### Problem to work on
Copy the listing from its first line down to and including the line with "technology-label: Technologie: — [468, 460, 611, 487]", swapping "Plnobarevně" for "Full color" and leaving everything else untouched.

#####

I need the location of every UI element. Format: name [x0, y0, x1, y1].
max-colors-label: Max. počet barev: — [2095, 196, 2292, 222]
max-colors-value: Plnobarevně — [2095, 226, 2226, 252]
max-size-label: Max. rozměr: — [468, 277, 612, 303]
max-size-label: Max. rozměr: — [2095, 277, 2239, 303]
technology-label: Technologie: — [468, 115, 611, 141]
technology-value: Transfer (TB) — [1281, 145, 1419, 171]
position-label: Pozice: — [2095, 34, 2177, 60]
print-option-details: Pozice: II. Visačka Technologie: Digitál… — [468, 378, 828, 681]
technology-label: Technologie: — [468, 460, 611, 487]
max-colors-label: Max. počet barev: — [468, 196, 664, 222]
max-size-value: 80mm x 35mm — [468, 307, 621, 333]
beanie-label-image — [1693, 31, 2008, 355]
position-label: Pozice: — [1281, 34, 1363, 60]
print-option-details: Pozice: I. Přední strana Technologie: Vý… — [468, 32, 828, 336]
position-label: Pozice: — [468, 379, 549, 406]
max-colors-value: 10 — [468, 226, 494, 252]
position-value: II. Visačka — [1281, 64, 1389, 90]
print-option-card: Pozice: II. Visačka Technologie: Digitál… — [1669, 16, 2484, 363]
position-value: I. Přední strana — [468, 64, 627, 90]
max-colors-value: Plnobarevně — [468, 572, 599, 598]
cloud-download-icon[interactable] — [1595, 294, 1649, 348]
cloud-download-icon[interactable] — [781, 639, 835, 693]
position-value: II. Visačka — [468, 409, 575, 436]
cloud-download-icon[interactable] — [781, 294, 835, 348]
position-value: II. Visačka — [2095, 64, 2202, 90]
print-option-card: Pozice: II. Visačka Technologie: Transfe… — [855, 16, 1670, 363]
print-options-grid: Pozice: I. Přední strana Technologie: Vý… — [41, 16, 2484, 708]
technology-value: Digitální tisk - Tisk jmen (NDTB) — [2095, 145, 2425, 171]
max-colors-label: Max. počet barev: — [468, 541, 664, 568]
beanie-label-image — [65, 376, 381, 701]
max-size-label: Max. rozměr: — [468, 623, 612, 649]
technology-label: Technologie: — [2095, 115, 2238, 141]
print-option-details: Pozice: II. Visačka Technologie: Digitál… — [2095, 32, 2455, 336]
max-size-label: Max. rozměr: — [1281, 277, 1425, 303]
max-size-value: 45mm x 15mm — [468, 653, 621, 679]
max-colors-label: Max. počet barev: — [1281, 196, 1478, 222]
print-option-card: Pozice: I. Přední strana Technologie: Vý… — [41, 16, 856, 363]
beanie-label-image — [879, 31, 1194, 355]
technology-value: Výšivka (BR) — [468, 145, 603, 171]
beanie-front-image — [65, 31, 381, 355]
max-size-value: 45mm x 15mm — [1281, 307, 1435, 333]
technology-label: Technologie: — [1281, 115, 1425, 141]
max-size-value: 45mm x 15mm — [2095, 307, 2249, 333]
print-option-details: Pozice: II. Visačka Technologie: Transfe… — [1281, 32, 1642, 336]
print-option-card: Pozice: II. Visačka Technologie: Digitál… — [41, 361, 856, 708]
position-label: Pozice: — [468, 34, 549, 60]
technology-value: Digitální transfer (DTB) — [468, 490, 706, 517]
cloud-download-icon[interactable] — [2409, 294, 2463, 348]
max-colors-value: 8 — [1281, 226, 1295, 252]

#####

### Response to this exercise
I need the location of every UI element. Format: name [x0, y0, x1, y1].
max-colors-label: Max. počet barev: — [2095, 196, 2292, 222]
max-colors-value: Full color — [2095, 226, 2226, 252]
max-size-label: Max. rozměr: — [468, 277, 612, 303]
max-size-label: Max. rozměr: — [2095, 277, 2239, 303]
technology-label: Technologie: — [468, 115, 611, 141]
technology-value: Transfer (TB) — [1281, 145, 1419, 171]
position-label: Pozice: — [2095, 34, 2177, 60]
print-option-details: Pozice: II. Visačka Technologie: Digitál… — [468, 378, 828, 681]
technology-label: Technologie: — [468, 460, 611, 487]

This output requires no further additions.